Page text:
<<<<

The Magician's Elephant is the thirteenth book written by American author Kate DiCamillo. It was released on September 8, 2009, and illustrated by Yoko Tanaka.

Synopsis 
Peter Augustus Duchene has many questions, but there is one he wishes most answered: "Is his sister still alive? And if so, how he can find her?" The answer he finds from the fortuneteller in the market square of the city of Baltese is one he has to learn to believe. "An elephant! An elephant will lead him there!"

"Light & Night" 
As part of the book's promotion, Candlewick commissioned a song from the indie band Tally Hall and singer-songwriter Nellie McKay. The song, called "Light & Night", was included as a download code with copies of the book purchased at Walmart stores. In 2022, Needlejuice Records rereleased Light & Night on a vinyl single backed with Turn The Lights Off, to accompany their reissue of Good & Evil.

Characters
 Peter Augustus Duchene is a boy who lost his mother and father. He is being trained to become a soldier by his guardian, Vilna Lutz. He promised his mother he would take care of his sister. He is really smart and caring and also kind. He believes that the elephant will lead him to his sister.

>>>>

Exercise requirements: According to the text on The Magician's Elephant, how was the song "Light & Night" made available to buyers of the book?

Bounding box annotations
<<<<

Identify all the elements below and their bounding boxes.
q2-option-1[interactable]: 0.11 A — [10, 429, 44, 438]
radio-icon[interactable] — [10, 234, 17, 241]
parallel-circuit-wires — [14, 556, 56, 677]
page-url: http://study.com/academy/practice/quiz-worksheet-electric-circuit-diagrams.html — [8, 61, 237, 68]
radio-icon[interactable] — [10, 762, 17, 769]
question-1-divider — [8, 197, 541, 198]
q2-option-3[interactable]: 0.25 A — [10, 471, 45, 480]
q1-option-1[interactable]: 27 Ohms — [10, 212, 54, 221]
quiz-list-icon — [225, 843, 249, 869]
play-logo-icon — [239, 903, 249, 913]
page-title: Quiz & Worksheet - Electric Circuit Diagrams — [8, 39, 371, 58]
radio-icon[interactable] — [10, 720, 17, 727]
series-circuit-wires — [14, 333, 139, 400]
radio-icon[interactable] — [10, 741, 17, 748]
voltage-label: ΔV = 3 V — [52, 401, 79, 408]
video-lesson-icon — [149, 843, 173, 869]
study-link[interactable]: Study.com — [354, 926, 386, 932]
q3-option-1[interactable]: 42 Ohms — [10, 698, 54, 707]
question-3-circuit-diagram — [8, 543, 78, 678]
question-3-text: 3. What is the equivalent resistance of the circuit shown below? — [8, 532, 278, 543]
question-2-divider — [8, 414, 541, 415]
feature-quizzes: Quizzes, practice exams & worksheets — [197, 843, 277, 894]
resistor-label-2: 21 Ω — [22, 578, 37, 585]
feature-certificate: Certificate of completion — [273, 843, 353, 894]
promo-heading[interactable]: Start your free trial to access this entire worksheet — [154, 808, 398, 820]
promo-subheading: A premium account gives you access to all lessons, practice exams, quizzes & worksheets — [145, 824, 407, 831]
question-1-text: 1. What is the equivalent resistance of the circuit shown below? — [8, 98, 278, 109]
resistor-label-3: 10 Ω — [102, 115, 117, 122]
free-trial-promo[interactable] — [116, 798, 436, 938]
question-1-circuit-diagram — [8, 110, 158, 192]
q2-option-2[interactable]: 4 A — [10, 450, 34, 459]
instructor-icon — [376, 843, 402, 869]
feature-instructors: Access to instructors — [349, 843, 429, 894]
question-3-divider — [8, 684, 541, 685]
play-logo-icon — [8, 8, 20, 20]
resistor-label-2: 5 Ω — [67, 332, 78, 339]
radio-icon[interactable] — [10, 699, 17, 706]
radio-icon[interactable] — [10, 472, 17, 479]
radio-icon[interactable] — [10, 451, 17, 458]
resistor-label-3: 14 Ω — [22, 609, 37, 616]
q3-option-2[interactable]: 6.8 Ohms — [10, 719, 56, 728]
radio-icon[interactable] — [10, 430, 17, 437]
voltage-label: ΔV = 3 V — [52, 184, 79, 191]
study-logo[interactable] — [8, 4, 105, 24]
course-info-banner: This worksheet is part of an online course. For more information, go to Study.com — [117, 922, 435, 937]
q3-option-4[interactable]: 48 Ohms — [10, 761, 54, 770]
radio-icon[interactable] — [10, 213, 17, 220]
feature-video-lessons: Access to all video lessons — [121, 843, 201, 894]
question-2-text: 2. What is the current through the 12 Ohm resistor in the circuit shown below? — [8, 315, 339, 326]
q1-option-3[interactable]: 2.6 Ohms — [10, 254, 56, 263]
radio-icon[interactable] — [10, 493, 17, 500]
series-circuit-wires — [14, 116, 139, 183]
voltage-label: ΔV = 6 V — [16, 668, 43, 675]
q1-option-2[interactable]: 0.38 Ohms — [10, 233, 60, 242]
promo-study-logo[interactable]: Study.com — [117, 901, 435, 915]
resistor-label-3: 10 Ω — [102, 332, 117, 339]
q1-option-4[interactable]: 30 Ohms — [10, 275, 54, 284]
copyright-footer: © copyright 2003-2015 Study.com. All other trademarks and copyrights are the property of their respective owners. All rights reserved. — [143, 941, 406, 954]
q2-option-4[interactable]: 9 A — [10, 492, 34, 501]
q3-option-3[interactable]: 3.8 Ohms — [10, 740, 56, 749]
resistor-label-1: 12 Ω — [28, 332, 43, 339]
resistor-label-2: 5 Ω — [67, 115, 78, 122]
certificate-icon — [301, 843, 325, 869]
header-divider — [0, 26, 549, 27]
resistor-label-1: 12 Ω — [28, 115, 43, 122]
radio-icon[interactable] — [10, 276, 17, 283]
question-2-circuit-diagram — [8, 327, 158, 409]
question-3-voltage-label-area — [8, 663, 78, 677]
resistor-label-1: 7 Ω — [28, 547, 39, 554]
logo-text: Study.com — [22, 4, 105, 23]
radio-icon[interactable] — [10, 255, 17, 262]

>>>>

Answer to this task: It came as a download code with copies of the book purchased at Walmart stores.